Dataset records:
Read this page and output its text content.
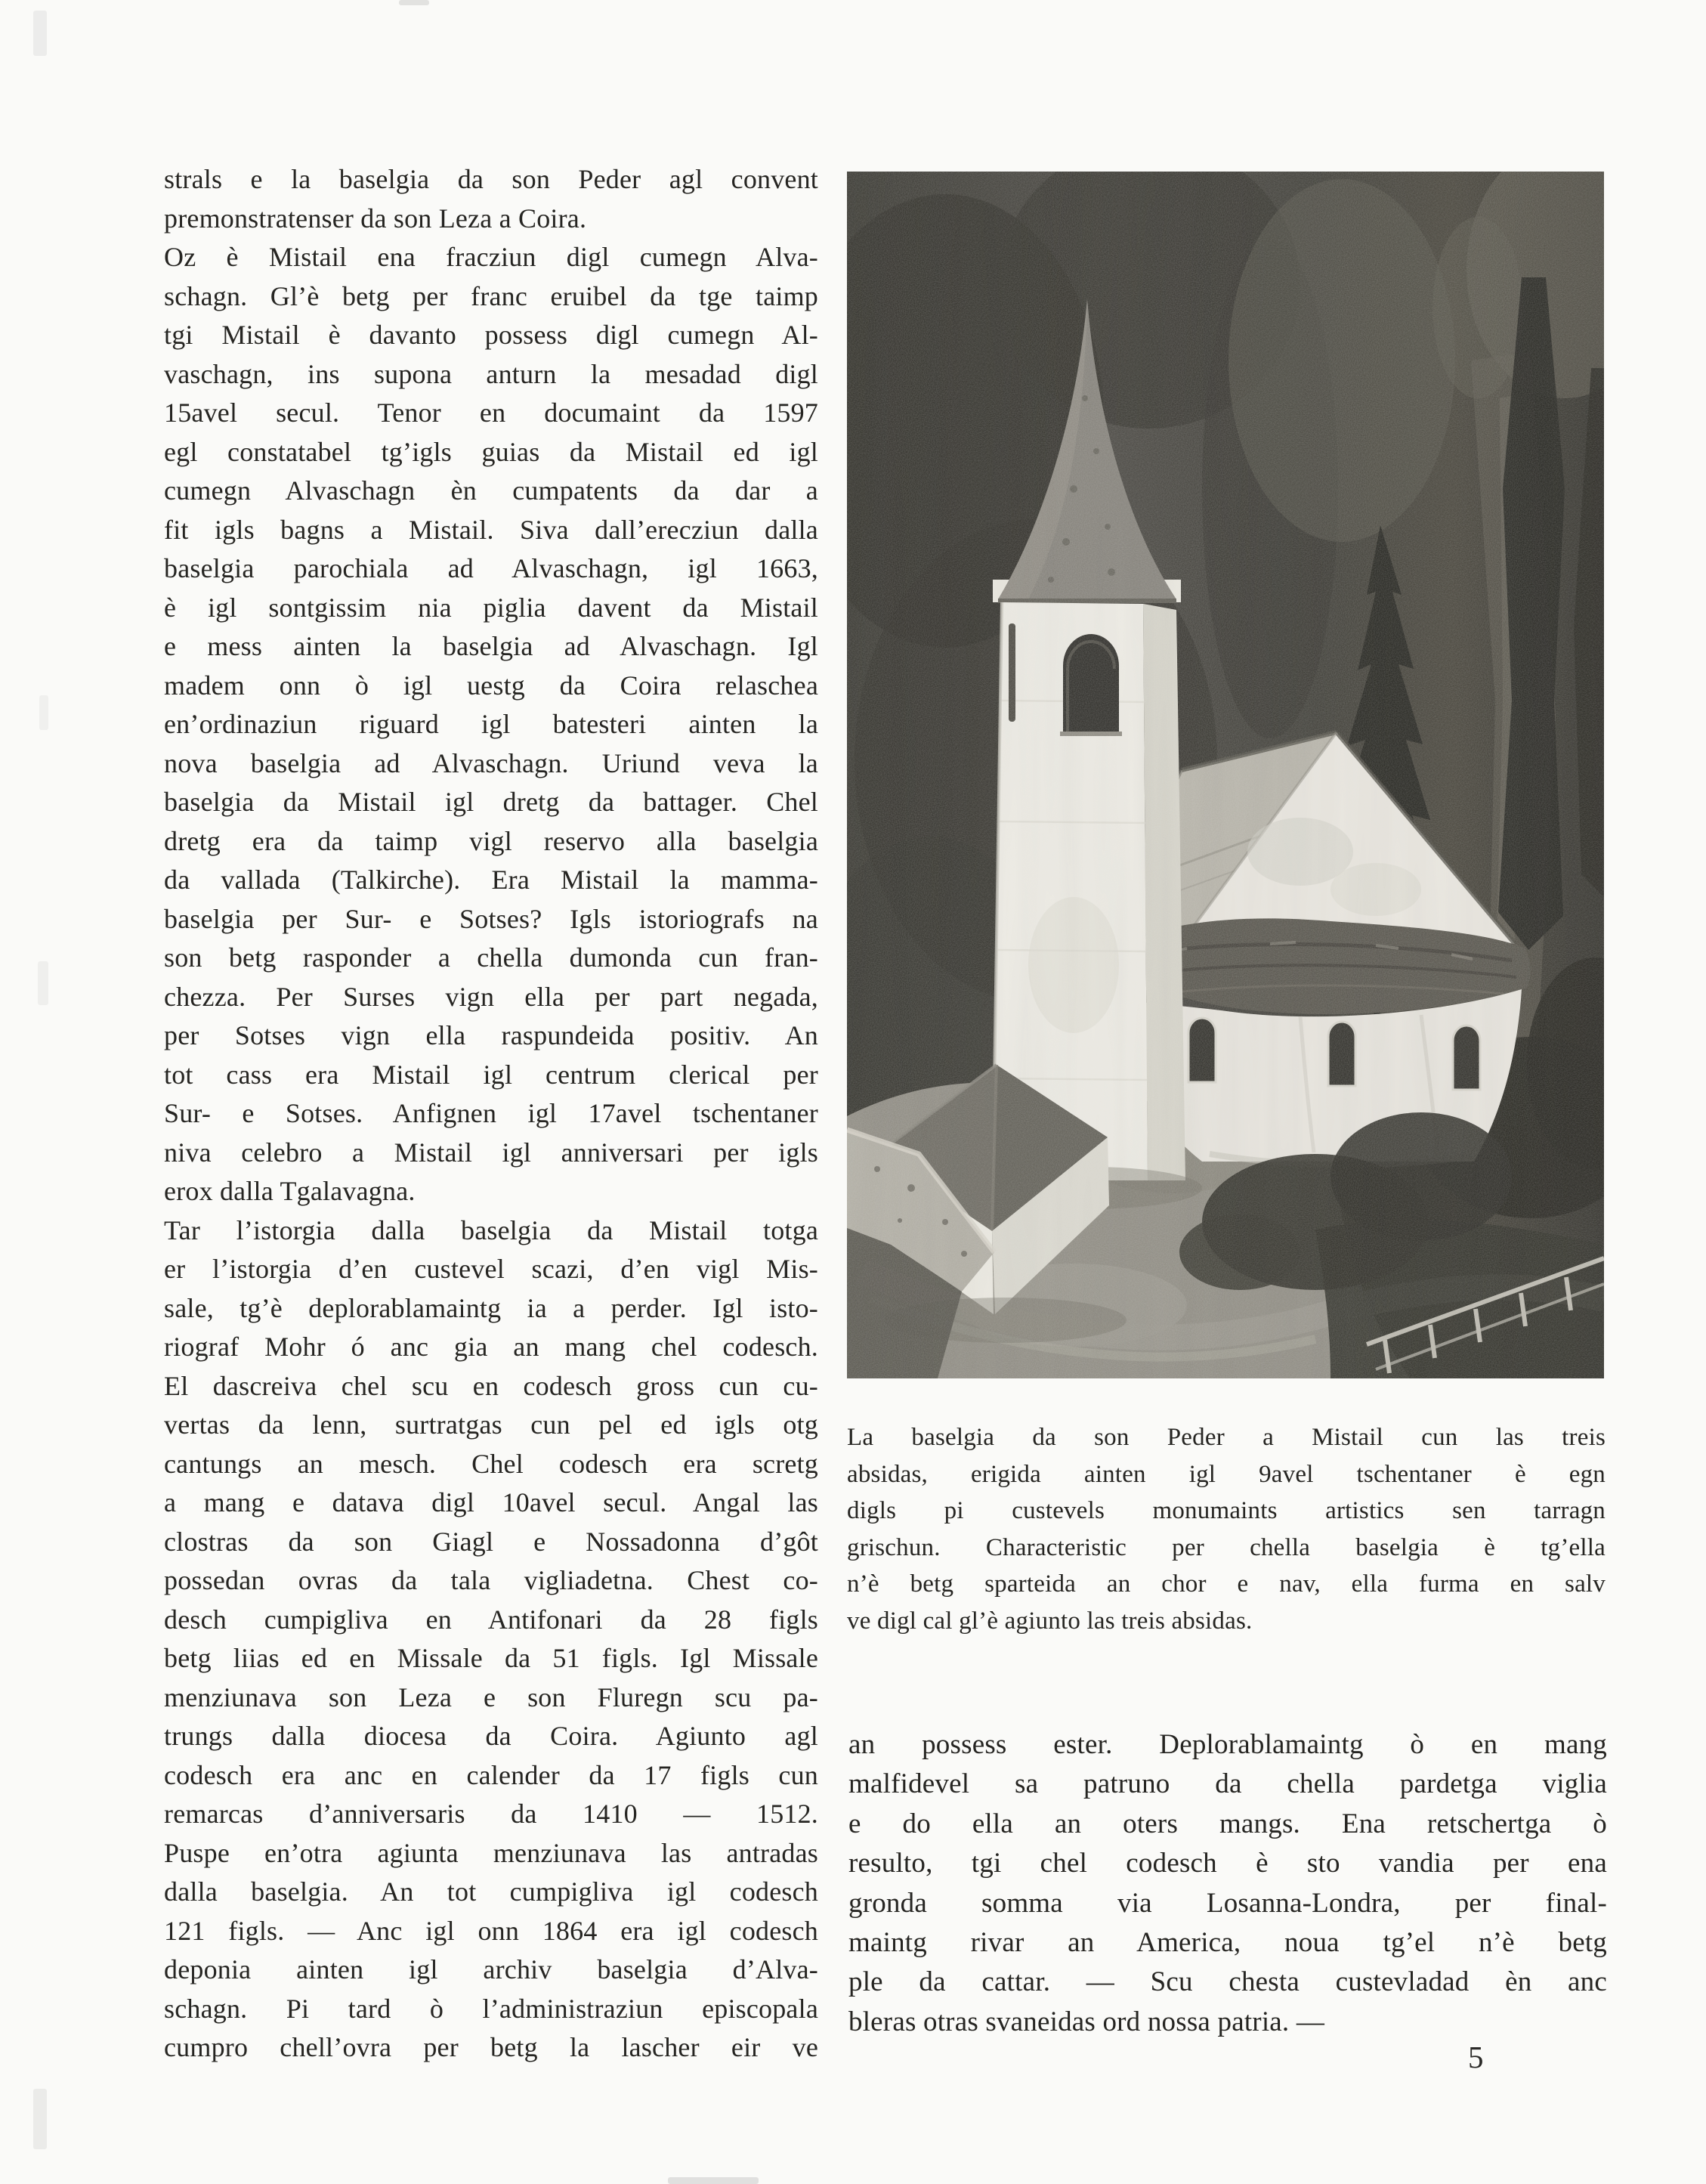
strals e la baselgia da son Peder agl convent
premonstratenser da son Leza a Coira.
Oz è Mistail ena fracziun digl cumegn Alva-
schagn. Gl’è betg per franc eruibel da tge taimp
tgi Mistail è davanto possess digl cumegn Al-
vaschagn, ins supona anturn la mesadad digl
15avel secul. Tenor en documaint da 1597
egl constatabel tg’igls guias da Mistail ed igl
cumegn Alvaschagn èn cumpatents da dar a
fit igls bagns a Mistail. Siva dall’erecziun dalla
baselgia parochiala ad Alvaschagn, igl 1663,
è igl sontgissim nia piglia davent da Mistail
e mess ainten la baselgia ad Alvaschagn. Igl
madem onn ò igl uestg da Coira relaschea
en’ordinaziun riguard igl batesteri ainten la
nova baselgia ad Alvaschagn. Uriund veva la
baselgia da Mistail igl dretg da battager. Chel
dretg era da taimp vigl reservo alla baselgia
da vallada (Talkirche). Era Mistail la mamma-
baselgia per Sur- e Sotses? Igls istoriografs na
son betg rasponder a chella dumonda cun fran-
chezza. Per Surses vign ella per part negada,
per Sotses vign ella raspundeida positiv. An
tot cass era Mistail igl centrum clerical per
Sur- e Sotses. Anfignen igl 17avel tschentaner
niva celebro a Mistail igl anniversari per igls
erox dalla Tgalavagna.
Tar l’istorgia dalla baselgia da Mistail totga
er l’istorgia d’en custevel scazi, d’en vigl Mis-
sale, tg’è deplorablamaintg ia a perder. Igl isto-
riograf Mohr ó anc gia an mang chel codesch.
El dascreiva chel scu en codesch gross cun cu-
vertas da lenn, surtratgas cun pel ed igls otg
cantungs an mesch. Chel codesch era scretg
a mang e datava digl 10avel secul. Angal las
clostras da son Giagl e Nossadonna d’gôt
possedan ovras da tala vigliadetna. Chest co-
desch cumpigliva en Antifonari da 28 figls
betg liias ed en Missale da 51 figls. Igl Missale
menziunava son Leza e son Fluregn scu pa-
trungs dalla diocesa da Coira. Agiunto agl
codesch era anc en calender da 17 figls cun
remarcas d’anniversaris da 1410 — 1512.
Puspe en’otra agiunta menziunava las antradas
dalla baselgia. An tot cumpigliva igl codesch
121 figls. — Anc igl onn 1864 era igl codesch
deponia ainten igl archiv baselgia d’Alva-
schagn. Pi tard ò l’administraziun episcopala
cumpro chell’ovra per betg la lascher eir ve
La baselgia da son Peder a Mistail cun las treis
absidas, erigida ainten igl 9avel tschentaner è egn
digls pi custevels monumaints artistics sen tarragn
grischun. Characteristic per chella baselgia è tg’ella
n’è betg sparteida an chor e nav, ella furma en salv
ve digl cal gl’è agiunto las treis absidas.
an possess ester. Deplorablamaintg ò en mang
malfidevel sa patruno da chella pardetga viglia
e do ella an oters mangs. Ena retschertga ò
resulto, tgi chel codesch è sto vandia per ena
gronda somma via Losanna-Londra, per final-
maintg rivar an America, noua tg’el n’è betg
ple da cattar. — Scu chesta custevladad èn anc
bleras otras svaneidas ord nossa patria. —
5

JOB: Retype every record above exactly as written, but leave out the pictures.

WRITTEN SOLUTION:
Read this page and output its text content.
strals e la baselgia da son Peder agl convent
premonstratenser da son Leza a Coira.
Oz è Mistail ena fracziun digl cumegn Alva-
schagn. Gl’è betg per franc eruibel da tge taimp
tgi Mistail è davanto possess digl cumegn Al-
vaschagn, ins supona anturn la mesadad digl
15avel secul. Tenor en documaint da 1597
egl constatabel tg’igls guias da Mistail ed igl
cumegn Alvaschagn èn cumpatents da dar a
fit igls bagns a Mistail. Siva dall’erecziun dalla
baselgia parochiala ad Alvaschagn, igl 1663,
è igl sontgissim nia piglia davent da Mistail
e mess ainten la baselgia ad Alvaschagn. Igl
madem onn ò igl uestg da Coira relaschea
en’ordinaziun riguard igl batesteri ainten la
nova baselgia ad Alvaschagn. Uriund veva la
baselgia da Mistail igl dretg da battager. Chel
dretg era da taimp vigl reservo alla baselgia
da vallada (Talkirche). Era Mistail la mamma-
baselgia per Sur- e Sotses? Igls istoriografs na
son betg rasponder a chella dumonda cun fran-
chezza. Per Surses vign ella per part negada,
per Sotses vign ella raspundeida positiv. An
tot cass era Mistail igl centrum clerical per
Sur- e Sotses. Anfignen igl 17avel tschentaner
niva celebro a Mistail igl anniversari per igls
erox dalla Tgalavagna.
Tar l’istorgia dalla baselgia da Mistail totga
er l’istorgia d’en custevel scazi, d’en vigl Mis-
sale, tg’è deplorablamaintg ia a perder. Igl isto-
riograf Mohr ó anc gia an mang chel codesch.
El dascreiva chel scu en codesch gross cun cu-
vertas da lenn, surtratgas cun pel ed igls otg
cantungs an mesch. Chel codesch era scretg
a mang e datava digl 10avel secul. Angal las
clostras da son Giagl e Nossadonna d’gôt
possedan ovras da tala vigliadetna. Chest co-
desch cumpigliva en Antifonari da 28 figls
betg liias ed en Missale da 51 figls. Igl Missale
menziunava son Leza e son Fluregn scu pa-
trungs dalla diocesa da Coira. Agiunto agl
codesch era anc en calender da 17 figls cun
remarcas d’anniversaris da 1410 — 1512.
Puspe en’otra agiunta menziunava las antradas
dalla baselgia. An tot cumpigliva igl codesch
121 figls. — Anc igl onn 1864 era igl codesch
deponia ainten igl archiv baselgia d’Alva-
schagn. Pi tard ò l’administraziun episcopala
cumpro chell’ovra per betg la lascher eir ve
La baselgia da son Peder a Mistail cun las treis
absidas, erigida ainten igl 9avel tschentaner è egn
digls pi custevels monumaints artistics sen tarragn
grischun. Characteristic per chella baselgia è tg’ella
n’è betg sparteida an chor e nav, ella furma en salv
ve digl cal gl’è agiunto las treis absidas.
an possess ester. Deplorablamaintg ò en mang
malfidevel sa patruno da chella pardetga viglia
e do ella an oters mangs. Ena retschertga ò
resulto, tgi chel codesch è sto vandia per ena
gronda somma via Losanna-Londra, per final-
maintg rivar an America, noua tg’el n’è betg
ple da cattar. — Scu chesta custevladad èn anc
bleras otras svaneidas ord nossa patria. —
5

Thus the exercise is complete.